[Problem to solve]: Without the pictures, set down the records below word for word.

** START OF Data extract **

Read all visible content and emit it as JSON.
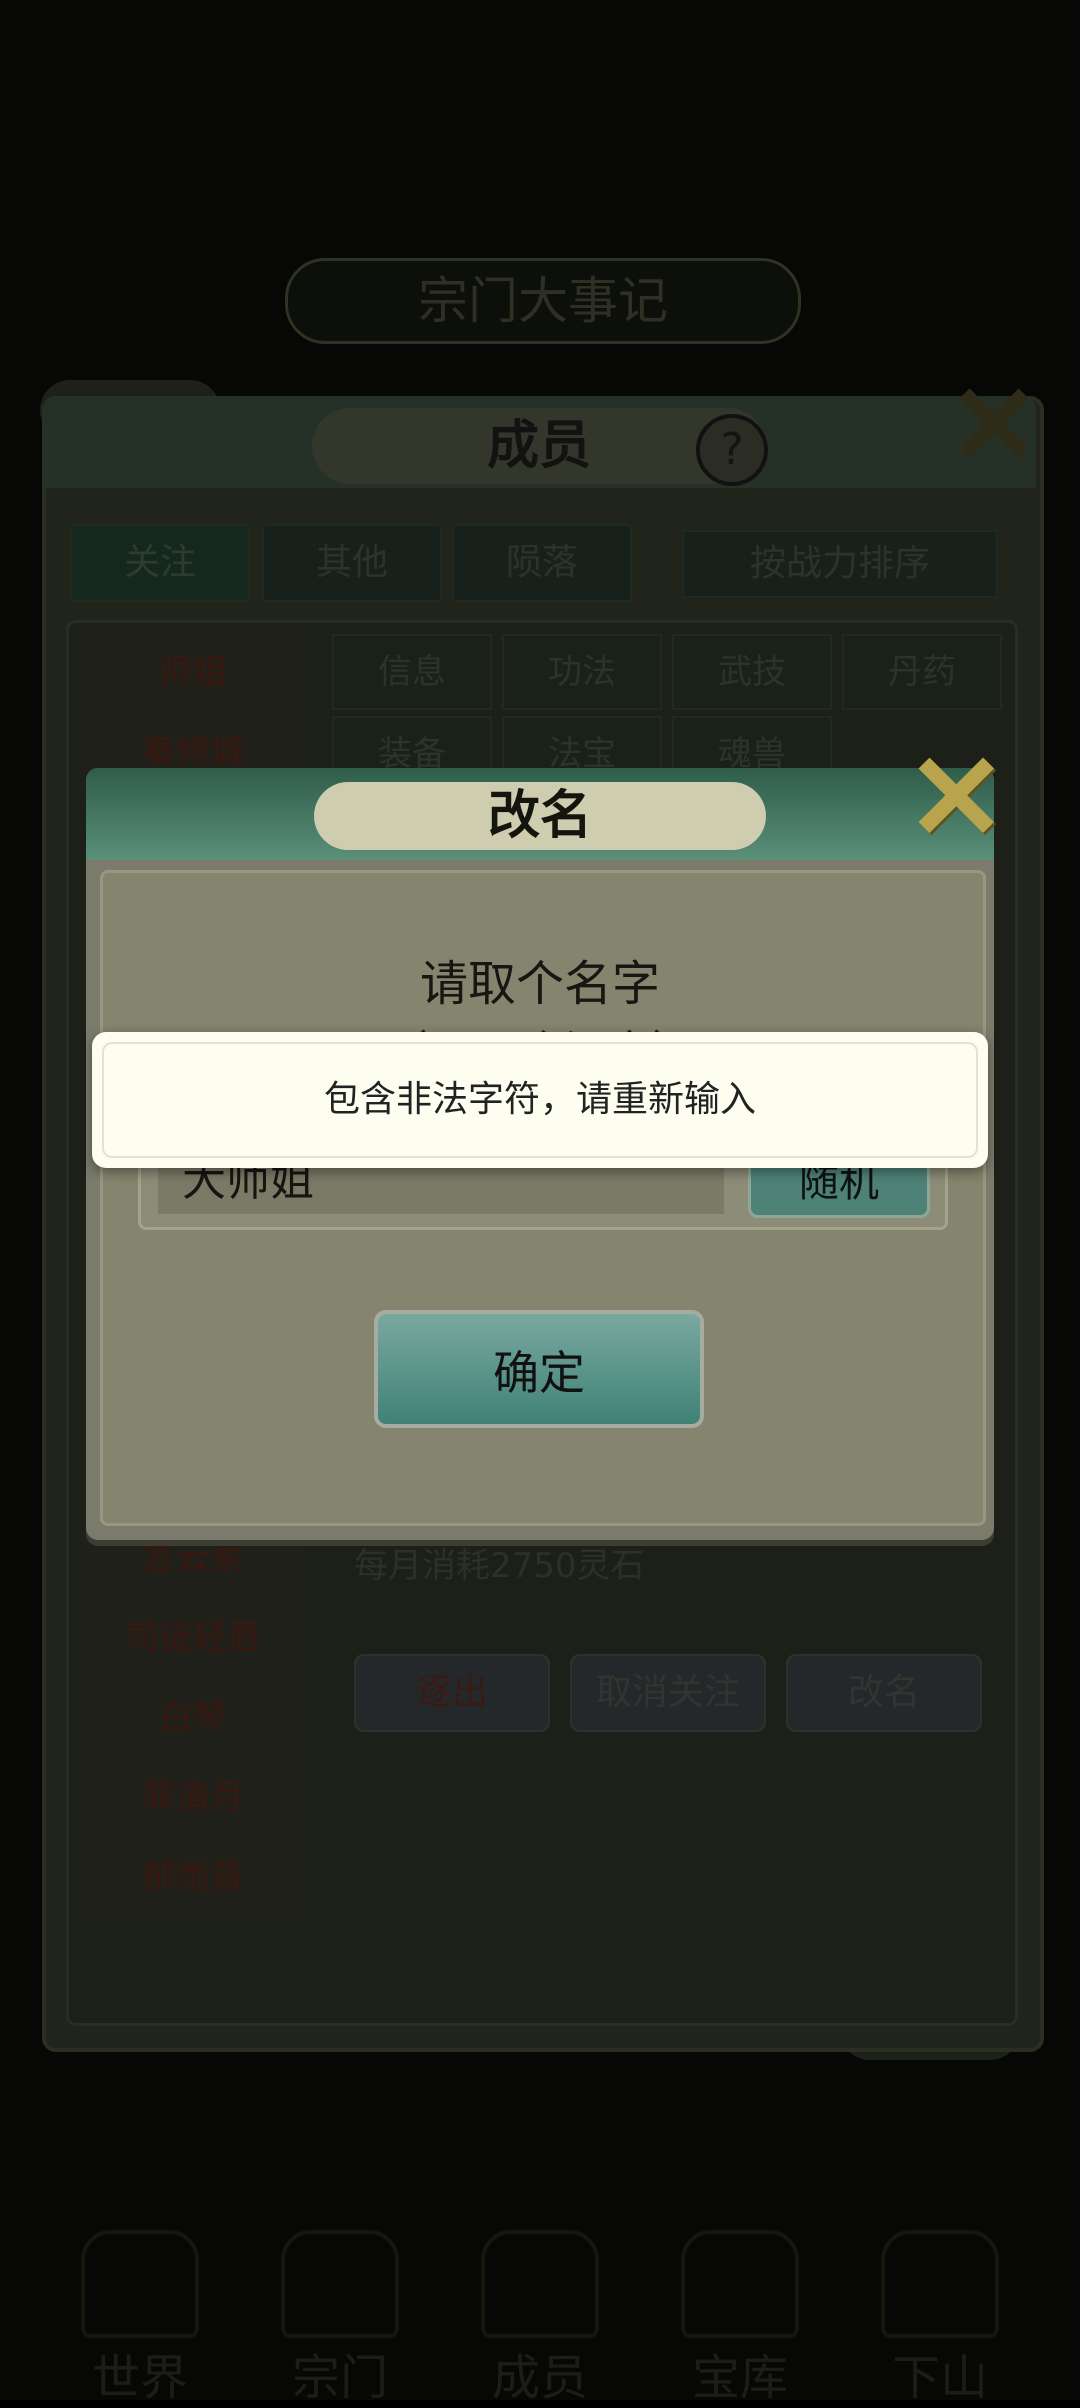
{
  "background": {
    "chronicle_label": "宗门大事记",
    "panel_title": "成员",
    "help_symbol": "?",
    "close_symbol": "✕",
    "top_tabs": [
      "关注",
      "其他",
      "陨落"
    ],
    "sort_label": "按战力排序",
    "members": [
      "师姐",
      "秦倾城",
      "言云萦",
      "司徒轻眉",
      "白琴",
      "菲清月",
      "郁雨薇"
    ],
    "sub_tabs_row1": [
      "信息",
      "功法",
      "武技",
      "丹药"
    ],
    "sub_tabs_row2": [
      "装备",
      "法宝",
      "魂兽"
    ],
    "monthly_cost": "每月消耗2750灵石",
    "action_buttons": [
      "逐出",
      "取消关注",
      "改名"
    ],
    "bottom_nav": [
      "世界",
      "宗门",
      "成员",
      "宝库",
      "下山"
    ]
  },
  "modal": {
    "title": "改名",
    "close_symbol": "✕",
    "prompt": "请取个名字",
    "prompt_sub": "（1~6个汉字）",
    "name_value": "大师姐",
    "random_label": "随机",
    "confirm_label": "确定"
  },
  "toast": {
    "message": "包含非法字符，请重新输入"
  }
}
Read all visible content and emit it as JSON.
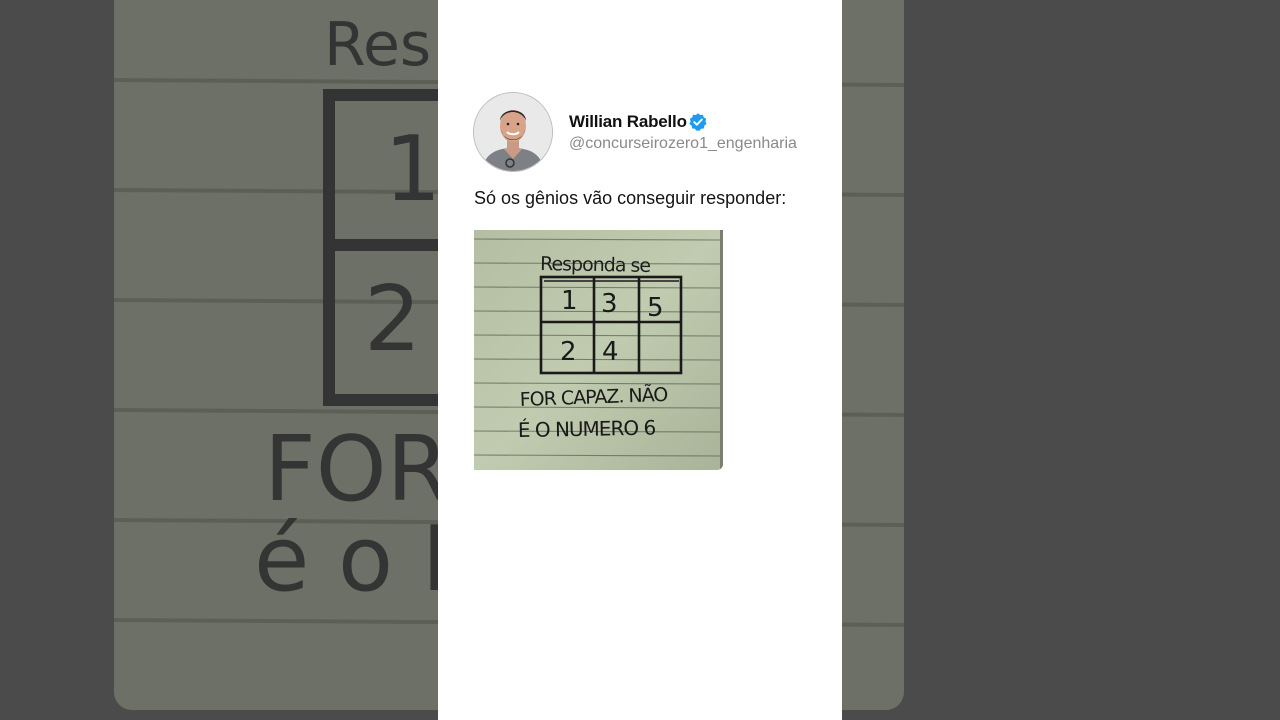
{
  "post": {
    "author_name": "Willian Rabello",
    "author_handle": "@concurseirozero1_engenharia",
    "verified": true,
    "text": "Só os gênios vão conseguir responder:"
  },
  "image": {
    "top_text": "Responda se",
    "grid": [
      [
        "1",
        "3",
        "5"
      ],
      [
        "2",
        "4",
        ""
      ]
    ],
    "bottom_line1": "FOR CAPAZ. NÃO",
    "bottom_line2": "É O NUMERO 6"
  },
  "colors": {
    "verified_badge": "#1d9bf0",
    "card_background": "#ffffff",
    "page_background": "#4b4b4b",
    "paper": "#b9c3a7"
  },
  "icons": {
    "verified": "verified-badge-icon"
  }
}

** END OF Data extract **

[Right answer]:
Read all visible content and emit it as JSON.
{
  "background": {
    "chronicle_label": "宗门大事记",
    "panel_title": "成员",
    "help_symbol": "?",
    "close_symbol": "✕",
    "top_tabs": [
      "关注",
      "其他",
      "陨落"
    ],
    "sort_label": "按战力排序",
    "members": [
      "师姐",
      "秦倾城",
      "言云萦",
      "司徒轻眉",
      "白琴",
      "菲清月",
      "郁雨薇"
    ],
    "sub_tabs_row1": [
      "信息",
      "功法",
      "武技",
      "丹药"
    ],
    "sub_tabs_row2": [
      "装备",
      "法宝",
      "魂兽"
    ],
    "monthly_cost": "每月消耗2750灵石",
    "action_buttons": [
      "逐出",
      "取消关注",
      "改名"
    ],
    "bottom_nav": [
      "世界",
      "宗门",
      "成员",
      "宝库",
      "下山"
    ]
  },
  "modal": {
    "title": "改名",
    "close_symbol": "✕",
    "prompt": "请取个名字",
    "prompt_sub": "（1~6个汉字）",
    "name_value": "大师姐",
    "random_label": "随机",
    "confirm_label": "确定"
  },
  "toast": {
    "message": "包含非法字符，请重新输入"
  }
}
Read all visible content and emit it as JSON.
{
  "post": {
    "author_name": "Willian Rabello",
    "author_handle": "@concurseirozero1_engenharia",
    "verified": true,
    "text": "Só os gênios vão conseguir responder:"
  },
  "image": {
    "top_text": "Responda se",
    "grid": [
      [
        "1",
        "3",
        "5"
      ],
      [
        "2",
        "4",
        ""
      ]
    ],
    "bottom_line1": "FOR CAPAZ. NÃO",
    "bottom_line2": "É O NUMERO 6"
  },
  "colors": {
    "verified_badge": "#1d9bf0",
    "card_background": "#ffffff",
    "page_background": "#4b4b4b",
    "paper": "#b9c3a7"
  },
  "icons": {
    "verified": "verified-badge-icon"
  }
}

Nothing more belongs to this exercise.